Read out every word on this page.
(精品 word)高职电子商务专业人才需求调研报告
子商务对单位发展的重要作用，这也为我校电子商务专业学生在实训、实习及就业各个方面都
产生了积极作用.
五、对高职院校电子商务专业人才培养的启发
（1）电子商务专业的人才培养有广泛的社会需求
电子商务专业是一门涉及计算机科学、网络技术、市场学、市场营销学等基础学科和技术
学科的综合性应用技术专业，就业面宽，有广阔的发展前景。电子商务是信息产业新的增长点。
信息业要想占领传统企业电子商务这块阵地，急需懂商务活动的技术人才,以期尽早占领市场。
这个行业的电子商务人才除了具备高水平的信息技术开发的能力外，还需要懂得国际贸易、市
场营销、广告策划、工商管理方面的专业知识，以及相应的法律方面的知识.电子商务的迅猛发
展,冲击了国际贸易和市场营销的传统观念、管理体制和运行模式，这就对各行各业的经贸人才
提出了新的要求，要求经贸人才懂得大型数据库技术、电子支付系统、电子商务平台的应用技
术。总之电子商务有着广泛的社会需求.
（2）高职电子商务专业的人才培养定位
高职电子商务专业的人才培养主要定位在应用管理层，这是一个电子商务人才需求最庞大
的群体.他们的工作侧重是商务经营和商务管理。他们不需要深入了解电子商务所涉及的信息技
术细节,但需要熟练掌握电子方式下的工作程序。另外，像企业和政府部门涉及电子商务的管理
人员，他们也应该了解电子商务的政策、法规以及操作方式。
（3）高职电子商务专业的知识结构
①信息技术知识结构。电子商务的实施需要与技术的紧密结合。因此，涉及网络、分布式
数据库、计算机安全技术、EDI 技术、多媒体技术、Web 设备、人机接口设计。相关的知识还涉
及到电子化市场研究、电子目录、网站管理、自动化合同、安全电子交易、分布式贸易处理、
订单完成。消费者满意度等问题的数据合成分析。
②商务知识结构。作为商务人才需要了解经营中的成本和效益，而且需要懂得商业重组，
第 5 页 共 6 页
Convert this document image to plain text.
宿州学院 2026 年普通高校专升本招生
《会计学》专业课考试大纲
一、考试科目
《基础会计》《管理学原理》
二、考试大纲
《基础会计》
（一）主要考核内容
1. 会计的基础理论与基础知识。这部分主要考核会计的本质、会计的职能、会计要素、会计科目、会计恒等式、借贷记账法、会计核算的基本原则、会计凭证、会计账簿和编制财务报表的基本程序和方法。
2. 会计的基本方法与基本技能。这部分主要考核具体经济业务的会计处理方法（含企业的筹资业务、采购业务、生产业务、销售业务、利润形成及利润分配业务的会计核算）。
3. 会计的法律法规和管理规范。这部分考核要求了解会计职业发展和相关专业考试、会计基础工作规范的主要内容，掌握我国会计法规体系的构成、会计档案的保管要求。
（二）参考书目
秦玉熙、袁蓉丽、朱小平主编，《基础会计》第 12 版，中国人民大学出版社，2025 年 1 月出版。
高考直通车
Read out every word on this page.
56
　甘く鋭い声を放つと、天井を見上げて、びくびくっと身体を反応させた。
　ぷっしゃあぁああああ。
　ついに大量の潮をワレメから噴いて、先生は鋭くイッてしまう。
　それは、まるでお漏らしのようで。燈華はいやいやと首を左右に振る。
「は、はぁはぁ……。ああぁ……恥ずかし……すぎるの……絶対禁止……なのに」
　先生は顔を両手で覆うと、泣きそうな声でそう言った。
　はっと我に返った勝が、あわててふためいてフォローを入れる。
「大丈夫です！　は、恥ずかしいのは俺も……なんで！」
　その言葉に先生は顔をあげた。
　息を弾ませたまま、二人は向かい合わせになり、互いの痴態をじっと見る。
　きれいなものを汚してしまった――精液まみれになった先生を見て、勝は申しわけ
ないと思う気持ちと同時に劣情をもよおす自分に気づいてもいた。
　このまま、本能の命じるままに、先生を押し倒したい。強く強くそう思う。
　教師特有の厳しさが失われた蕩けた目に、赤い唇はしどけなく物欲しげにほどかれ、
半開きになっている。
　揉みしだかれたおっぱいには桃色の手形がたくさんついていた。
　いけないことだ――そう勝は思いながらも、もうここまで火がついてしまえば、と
○ ○ ○ ○
Make an exact copy of the records.

Read out every word on this page.
(精品 word)高职电子商务专业人才需求调研报告
子商务对单位发展的重要作用，这也为我校电子商务专业学生在实训、实习及就业各个方面都
产生了积极作用.
五、对高职院校电子商务专业人才培养的启发
（1）电子商务专业的人才培养有广泛的社会需求
电子商务专业是一门涉及计算机科学、网络技术、市场学、市场营销学等基础学科和技术
学科的综合性应用技术专业，就业面宽，有广阔的发展前景。电子商务是信息产业新的增长点。
信息业要想占领传统企业电子商务这块阵地，急需懂商务活动的技术人才,以期尽早占领市场。
这个行业的电子商务人才除了具备高水平的信息技术开发的能力外，还需要懂得国际贸易、市
场营销、广告策划、工商管理方面的专业知识，以及相应的法律方面的知识.电子商务的迅猛发
展,冲击了国际贸易和市场营销的传统观念、管理体制和运行模式，这就对各行各业的经贸人才
提出了新的要求，要求经贸人才懂得大型数据库技术、电子支付系统、电子商务平台的应用技
术。总之电子商务有着广泛的社会需求.
（2）高职电子商务专业的人才培养定位
高职电子商务专业的人才培养主要定位在应用管理层，这是一个电子商务人才需求最庞大
的群体.他们的工作侧重是商务经营和商务管理。他们不需要深入了解电子商务所涉及的信息技
术细节,但需要熟练掌握电子方式下的工作程序。另外，像企业和政府部门涉及电子商务的管理
人员，他们也应该了解电子商务的政策、法规以及操作方式。
（3）高职电子商务专业的知识结构
①信息技术知识结构。电子商务的实施需要与技术的紧密结合。因此，涉及网络、分布式
数据库、计算机安全技术、EDI 技术、多媒体技术、Web 设备、人机接口设计。相关的知识还涉
及到电子化市场研究、电子目录、网站管理、自动化合同、安全电子交易、分布式贸易处理、
订单完成。消费者满意度等问题的数据合成分析。
②商务知识结构。作为商务人才需要了解经营中的成本和效益，而且需要懂得商业重组，
第 5 页 共 6 页
Convert this document image to plain text.
宿州学院 2026 年普通高校专升本招生
《会计学》专业课考试大纲
一、考试科目
《基础会计》《管理学原理》
二、考试大纲
《基础会计》
（一）主要考核内容
1. 会计的基础理论与基础知识。这部分主要考核会计的本质、会计的职能、会计要素、会计科目、会计恒等式、借贷记账法、会计核算的基本原则、会计凭证、会计账簿和编制财务报表的基本程序和方法。
2. 会计的基本方法与基本技能。这部分主要考核具体经济业务的会计处理方法（含企业的筹资业务、采购业务、生产业务、销售业务、利润形成及利润分配业务的会计核算）。
3. 会计的法律法规和管理规范。这部分考核要求了解会计职业发展和相关专业考试、会计基础工作规范的主要内容，掌握我国会计法规体系的构成、会计档案的保管要求。
（二）参考书目
秦玉熙、袁蓉丽、朱小平主编，《基础会计》第 12 版，中国人民大学出版社，2025 年 1 月出版。
高考直通车
Read out every word on this page.
56
　甘く鋭い声を放つと、天井を見上げて、びくびくっと身体を反応させた。
　ぷっしゃあぁああああ。
　ついに大量の潮をワレメから噴いて、先生は鋭くイッてしまう。
　それは、まるでお漏らしのようで。燈華はいやいやと首を左右に振る。
「は、はぁはぁ……。ああぁ……恥ずかし……すぎるの……絶対禁止……なのに」
　先生は顔を両手で覆うと、泣きそうな声でそう言った。
　はっと我に返った勝が、あわててふためいてフォローを入れる。
「大丈夫です！　は、恥ずかしいのは俺も……なんで！」
　その言葉に先生は顔をあげた。
　息を弾ませたまま、二人は向かい合わせになり、互いの痴態をじっと見る。
　きれいなものを汚してしまった――精液まみれになった先生を見て、勝は申しわけ
ないと思う気持ちと同時に劣情をもよおす自分に気づいてもいた。
　このまま、本能の命じるままに、先生を押し倒したい。強く強くそう思う。
　教師特有の厳しさが失われた蕩けた目に、赤い唇はしどけなく物欲しげにほどかれ、
半開きになっている。
　揉みしだかれたおっぱいには桃色の手形がたくさんついていた。
　いけないことだ――そう勝は思いながらも、もうここまで火がついてしまえば、と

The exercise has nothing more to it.